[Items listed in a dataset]
-- Begin --

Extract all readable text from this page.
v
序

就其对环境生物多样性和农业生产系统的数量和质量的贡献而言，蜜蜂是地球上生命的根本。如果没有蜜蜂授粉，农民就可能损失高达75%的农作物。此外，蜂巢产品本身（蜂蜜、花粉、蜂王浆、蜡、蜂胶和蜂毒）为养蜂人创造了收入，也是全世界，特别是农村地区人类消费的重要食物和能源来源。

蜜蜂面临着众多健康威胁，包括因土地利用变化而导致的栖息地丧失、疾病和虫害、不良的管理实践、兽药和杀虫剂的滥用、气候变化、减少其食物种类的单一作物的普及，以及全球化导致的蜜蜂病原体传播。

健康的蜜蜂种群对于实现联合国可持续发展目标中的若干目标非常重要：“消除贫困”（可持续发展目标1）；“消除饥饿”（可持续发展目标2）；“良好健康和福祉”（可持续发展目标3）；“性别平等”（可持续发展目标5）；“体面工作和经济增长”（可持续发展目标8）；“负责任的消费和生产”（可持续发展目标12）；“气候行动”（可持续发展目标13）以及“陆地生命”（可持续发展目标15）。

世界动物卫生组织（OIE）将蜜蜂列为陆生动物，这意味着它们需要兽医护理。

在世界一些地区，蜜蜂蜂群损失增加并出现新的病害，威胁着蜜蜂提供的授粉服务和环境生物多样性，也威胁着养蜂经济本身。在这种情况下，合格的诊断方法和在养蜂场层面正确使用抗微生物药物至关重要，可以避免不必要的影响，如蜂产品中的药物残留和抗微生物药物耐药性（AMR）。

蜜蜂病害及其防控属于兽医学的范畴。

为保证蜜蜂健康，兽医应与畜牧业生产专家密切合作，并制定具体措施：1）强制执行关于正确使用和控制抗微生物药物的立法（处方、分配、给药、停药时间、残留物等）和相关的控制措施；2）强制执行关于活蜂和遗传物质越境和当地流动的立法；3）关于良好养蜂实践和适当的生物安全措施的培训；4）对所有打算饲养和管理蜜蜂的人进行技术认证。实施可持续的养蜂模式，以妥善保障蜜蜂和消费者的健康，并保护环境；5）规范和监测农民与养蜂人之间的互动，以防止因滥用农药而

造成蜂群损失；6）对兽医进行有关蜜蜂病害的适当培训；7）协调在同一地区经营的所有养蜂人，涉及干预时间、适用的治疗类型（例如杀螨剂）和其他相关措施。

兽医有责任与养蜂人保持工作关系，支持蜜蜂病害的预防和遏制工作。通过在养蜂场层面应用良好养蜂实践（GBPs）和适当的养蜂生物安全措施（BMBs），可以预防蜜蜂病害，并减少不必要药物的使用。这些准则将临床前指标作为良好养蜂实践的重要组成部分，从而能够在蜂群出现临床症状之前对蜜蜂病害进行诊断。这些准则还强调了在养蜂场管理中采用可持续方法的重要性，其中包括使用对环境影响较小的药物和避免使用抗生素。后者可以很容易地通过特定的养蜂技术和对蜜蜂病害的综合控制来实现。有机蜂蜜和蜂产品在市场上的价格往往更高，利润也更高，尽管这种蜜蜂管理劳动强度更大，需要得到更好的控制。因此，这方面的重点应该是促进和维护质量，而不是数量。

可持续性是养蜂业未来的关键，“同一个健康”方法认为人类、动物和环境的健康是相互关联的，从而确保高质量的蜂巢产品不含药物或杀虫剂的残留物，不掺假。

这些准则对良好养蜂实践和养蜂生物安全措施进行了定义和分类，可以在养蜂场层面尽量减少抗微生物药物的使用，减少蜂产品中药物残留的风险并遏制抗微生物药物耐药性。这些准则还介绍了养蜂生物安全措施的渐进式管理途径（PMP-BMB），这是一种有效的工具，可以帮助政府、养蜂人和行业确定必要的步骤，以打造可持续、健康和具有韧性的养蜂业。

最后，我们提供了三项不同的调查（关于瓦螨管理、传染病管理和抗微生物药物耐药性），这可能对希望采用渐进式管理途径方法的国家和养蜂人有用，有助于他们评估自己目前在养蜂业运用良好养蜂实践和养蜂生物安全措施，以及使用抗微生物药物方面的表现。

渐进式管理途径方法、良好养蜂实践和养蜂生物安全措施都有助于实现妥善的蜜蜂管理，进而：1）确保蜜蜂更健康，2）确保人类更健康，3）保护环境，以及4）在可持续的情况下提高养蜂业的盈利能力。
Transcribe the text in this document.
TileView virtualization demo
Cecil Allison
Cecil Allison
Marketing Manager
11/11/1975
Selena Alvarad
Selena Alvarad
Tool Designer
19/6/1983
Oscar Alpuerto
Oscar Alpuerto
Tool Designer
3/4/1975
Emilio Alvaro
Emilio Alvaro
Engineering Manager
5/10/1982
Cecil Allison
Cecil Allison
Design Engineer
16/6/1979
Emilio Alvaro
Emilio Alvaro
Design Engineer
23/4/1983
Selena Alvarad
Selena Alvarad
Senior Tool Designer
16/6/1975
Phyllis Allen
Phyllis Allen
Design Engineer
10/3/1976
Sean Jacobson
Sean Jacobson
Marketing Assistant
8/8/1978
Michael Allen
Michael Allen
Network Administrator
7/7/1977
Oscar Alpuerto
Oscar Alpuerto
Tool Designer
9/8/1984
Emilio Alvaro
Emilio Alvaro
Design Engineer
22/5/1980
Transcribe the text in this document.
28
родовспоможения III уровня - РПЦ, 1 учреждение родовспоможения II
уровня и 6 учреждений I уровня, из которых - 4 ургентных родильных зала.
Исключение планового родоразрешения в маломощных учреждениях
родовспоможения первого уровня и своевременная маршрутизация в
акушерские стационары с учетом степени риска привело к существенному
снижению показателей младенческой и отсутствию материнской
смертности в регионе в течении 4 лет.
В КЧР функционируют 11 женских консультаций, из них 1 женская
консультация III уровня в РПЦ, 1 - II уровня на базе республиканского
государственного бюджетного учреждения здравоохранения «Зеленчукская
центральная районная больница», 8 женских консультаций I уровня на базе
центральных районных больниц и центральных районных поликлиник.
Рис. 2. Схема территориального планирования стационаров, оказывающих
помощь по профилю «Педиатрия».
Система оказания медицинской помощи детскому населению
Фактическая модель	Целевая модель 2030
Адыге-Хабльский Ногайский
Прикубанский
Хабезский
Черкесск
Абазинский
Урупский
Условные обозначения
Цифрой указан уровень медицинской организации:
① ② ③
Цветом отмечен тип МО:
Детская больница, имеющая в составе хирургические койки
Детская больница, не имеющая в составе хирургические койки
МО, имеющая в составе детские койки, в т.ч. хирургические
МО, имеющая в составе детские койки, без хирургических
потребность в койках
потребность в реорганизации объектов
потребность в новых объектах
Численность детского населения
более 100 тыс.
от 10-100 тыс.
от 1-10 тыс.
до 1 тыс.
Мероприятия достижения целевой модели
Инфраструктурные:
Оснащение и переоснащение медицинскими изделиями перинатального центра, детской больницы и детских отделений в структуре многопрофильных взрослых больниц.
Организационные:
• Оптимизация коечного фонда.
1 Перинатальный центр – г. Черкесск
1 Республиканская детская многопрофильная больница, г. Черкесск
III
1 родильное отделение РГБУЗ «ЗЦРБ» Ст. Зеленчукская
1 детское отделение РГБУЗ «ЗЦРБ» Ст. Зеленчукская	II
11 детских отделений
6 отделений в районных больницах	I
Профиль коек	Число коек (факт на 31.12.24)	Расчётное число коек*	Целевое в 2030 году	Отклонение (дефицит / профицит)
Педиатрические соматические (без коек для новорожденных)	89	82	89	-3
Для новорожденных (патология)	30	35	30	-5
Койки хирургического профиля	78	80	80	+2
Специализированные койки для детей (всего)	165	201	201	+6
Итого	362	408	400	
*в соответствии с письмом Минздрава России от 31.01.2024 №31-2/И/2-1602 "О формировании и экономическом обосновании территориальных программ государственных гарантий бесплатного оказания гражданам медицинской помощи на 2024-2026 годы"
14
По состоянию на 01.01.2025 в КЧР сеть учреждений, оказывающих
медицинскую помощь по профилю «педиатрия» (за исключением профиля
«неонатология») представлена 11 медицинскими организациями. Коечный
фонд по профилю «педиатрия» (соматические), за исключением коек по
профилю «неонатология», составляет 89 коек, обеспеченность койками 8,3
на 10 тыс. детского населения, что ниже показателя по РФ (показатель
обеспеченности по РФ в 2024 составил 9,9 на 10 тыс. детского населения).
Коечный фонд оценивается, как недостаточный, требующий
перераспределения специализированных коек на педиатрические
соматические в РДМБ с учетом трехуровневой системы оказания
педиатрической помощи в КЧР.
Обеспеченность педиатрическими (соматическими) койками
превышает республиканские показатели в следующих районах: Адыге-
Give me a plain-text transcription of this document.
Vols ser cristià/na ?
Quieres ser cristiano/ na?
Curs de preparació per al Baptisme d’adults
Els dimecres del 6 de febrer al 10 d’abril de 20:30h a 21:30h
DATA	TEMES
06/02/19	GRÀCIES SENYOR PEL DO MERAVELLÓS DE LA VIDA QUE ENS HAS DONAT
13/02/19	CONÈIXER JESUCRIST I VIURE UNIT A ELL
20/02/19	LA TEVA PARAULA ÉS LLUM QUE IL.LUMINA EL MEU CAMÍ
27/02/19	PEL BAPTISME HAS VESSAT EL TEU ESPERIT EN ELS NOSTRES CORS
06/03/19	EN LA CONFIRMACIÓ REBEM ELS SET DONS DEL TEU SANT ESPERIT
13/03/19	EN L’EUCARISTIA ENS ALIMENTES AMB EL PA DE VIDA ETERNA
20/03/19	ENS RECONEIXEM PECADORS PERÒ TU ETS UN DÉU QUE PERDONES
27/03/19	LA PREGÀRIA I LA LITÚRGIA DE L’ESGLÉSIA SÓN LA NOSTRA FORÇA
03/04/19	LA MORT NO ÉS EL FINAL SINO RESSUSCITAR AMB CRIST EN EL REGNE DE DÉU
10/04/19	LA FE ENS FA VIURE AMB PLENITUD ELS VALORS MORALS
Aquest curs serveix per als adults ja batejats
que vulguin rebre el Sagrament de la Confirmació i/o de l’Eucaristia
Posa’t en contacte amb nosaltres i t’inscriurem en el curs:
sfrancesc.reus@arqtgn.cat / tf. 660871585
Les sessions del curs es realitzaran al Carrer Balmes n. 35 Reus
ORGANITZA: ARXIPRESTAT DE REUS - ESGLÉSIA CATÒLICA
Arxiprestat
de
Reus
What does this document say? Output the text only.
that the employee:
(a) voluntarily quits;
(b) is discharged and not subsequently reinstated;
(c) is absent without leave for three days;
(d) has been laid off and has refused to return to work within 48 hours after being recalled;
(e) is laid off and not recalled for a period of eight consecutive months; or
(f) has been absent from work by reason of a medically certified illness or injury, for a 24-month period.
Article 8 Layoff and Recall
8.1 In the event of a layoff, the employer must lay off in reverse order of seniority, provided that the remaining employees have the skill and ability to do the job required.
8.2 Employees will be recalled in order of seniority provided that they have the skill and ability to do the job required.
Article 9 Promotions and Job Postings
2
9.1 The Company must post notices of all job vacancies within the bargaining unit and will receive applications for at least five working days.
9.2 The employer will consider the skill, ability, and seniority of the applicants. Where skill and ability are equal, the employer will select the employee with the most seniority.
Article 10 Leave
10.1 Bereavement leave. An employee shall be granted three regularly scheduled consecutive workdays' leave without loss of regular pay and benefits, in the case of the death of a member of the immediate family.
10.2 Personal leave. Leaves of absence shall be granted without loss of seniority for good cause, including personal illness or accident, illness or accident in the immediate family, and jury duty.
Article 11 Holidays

-- End --

# EXERCISE DESCRIPTION:
Select and copy every line of the material that holds the string "text".

# OUTPUT FOR THIS EXERCISE:
Extract all readable text from this page.
Transcribe the text in this document.
Transcribe the text in this document.
Give me a plain-text transcription of this document.
What does this document say? Output the text only.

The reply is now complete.